_Exercise brief_
Write out all lines holding the word "free".

_Provided material_

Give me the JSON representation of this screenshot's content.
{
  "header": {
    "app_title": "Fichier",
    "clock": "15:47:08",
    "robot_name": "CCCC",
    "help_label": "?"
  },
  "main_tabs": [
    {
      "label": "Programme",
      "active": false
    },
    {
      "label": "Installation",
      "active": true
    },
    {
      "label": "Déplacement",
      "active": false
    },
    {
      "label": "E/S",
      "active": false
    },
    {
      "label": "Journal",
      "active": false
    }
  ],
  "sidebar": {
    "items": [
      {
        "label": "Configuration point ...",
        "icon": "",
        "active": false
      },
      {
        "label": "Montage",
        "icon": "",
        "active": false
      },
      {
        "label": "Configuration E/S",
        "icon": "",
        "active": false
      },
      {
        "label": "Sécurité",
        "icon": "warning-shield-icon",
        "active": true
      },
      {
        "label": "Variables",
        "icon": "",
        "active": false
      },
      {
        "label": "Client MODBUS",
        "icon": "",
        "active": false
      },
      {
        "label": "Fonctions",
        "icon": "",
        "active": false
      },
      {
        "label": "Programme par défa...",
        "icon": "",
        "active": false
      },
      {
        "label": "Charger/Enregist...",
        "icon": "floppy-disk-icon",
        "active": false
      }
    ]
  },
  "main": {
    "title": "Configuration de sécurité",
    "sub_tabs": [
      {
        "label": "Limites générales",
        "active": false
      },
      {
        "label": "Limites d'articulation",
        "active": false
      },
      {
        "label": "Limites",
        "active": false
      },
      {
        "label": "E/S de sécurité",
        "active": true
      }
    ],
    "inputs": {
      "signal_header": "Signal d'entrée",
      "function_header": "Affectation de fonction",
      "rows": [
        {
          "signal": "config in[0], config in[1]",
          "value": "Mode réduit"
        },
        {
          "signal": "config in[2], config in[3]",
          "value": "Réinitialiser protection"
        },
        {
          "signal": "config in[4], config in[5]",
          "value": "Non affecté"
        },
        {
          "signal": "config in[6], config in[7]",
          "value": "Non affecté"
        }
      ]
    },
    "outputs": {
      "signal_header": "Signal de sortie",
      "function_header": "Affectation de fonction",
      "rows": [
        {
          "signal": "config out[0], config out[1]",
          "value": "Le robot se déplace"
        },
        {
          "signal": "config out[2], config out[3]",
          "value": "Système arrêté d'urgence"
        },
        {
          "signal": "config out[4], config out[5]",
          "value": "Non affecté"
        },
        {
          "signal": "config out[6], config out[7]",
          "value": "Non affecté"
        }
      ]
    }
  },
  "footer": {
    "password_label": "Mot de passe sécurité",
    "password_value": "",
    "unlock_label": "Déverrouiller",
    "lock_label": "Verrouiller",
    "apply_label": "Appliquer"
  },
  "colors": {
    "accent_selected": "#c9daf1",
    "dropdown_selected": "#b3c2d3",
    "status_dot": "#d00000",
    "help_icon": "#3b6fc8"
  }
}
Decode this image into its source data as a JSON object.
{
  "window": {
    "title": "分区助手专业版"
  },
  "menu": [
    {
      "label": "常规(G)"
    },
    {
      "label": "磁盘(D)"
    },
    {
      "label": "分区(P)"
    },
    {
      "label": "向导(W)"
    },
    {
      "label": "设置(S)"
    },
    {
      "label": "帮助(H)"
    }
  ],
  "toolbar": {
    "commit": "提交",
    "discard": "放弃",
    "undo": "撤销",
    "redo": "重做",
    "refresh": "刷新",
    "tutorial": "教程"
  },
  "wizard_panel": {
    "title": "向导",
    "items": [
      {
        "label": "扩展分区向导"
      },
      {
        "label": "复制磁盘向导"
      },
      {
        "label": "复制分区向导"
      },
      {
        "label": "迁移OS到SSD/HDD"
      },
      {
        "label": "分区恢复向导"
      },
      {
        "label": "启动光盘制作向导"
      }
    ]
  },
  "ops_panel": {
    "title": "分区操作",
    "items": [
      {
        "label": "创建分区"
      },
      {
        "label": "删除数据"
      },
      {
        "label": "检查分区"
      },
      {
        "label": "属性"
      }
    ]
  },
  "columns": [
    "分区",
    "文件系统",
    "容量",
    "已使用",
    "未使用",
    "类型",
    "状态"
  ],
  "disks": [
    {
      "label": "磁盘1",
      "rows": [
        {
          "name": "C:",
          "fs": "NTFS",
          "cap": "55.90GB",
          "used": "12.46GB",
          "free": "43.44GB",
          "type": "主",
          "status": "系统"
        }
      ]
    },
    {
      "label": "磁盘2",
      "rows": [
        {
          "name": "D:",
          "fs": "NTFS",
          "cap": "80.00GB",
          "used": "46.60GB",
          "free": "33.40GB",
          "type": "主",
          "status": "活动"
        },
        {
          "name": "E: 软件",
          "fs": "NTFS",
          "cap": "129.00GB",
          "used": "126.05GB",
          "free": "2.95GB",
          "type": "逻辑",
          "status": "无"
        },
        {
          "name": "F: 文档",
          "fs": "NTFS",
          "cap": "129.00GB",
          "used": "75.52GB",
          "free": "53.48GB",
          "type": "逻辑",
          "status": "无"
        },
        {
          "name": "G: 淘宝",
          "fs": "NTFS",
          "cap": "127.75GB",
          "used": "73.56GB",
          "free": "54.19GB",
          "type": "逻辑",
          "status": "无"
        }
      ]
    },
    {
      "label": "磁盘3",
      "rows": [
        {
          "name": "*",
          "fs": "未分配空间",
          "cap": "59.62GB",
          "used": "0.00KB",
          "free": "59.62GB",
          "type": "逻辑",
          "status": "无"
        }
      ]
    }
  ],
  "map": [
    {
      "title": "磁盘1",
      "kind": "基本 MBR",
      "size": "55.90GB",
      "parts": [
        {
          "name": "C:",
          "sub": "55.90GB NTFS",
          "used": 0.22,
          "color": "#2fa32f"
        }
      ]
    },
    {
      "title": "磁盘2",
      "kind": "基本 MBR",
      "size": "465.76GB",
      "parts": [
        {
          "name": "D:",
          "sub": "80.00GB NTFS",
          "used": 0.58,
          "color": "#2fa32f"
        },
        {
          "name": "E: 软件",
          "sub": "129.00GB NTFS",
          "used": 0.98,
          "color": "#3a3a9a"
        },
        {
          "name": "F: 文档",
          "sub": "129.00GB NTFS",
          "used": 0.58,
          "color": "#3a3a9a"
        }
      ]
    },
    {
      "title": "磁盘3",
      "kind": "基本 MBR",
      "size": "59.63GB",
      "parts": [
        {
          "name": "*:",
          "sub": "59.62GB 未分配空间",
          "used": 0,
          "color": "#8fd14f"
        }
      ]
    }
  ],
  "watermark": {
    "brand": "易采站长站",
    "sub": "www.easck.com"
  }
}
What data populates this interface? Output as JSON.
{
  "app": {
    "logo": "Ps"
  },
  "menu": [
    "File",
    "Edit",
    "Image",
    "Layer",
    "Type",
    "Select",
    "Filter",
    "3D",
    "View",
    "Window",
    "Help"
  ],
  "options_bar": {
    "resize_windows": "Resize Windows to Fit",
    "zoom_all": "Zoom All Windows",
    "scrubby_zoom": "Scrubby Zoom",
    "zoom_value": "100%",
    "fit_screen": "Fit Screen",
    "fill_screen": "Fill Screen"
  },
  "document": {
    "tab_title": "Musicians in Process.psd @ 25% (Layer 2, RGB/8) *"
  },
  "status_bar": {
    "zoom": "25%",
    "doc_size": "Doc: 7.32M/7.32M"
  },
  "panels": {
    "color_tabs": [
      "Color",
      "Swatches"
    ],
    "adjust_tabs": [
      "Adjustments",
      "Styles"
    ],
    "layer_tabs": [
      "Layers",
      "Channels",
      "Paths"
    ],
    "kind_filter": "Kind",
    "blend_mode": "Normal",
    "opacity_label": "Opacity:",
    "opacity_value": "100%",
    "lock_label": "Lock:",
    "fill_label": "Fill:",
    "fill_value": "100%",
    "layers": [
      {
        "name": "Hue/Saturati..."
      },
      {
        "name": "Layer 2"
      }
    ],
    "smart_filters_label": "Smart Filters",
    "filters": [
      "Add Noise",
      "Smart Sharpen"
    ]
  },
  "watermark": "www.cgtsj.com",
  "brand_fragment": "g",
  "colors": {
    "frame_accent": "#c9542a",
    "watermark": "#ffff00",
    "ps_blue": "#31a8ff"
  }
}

_Solution to the problem_
          "free": "43.44GB",
          "free": "33.40GB",
          "free": "2.95GB",
          "free": "53.48GB",
          "free": "54.19GB",
          "free": "59.62GB",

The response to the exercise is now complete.